> _The records_:
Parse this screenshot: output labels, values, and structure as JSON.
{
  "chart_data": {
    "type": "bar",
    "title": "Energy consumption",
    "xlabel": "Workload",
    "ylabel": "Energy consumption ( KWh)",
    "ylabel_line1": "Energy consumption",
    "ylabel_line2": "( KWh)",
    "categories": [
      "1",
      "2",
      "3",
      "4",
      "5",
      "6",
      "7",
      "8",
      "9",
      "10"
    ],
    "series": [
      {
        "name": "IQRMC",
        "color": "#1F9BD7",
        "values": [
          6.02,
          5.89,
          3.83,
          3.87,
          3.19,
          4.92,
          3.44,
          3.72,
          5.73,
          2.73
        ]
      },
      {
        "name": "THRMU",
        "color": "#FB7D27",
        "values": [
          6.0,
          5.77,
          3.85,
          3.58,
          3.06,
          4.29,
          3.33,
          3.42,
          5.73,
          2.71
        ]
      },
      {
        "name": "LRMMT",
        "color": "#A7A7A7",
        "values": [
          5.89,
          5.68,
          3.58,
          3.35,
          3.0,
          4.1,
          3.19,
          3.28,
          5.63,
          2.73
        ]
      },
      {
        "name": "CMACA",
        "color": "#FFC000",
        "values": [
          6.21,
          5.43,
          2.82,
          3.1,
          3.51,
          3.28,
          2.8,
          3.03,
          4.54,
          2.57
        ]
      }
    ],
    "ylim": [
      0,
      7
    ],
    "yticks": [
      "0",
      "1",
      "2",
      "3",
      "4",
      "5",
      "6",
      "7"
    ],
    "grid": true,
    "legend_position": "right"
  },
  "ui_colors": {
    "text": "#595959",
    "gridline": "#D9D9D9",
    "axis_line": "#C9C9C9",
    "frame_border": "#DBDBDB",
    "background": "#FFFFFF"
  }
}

> _What you have to do_: Provide only the number of lines in the entries that hold the word "Energy".

> _Written response_: 3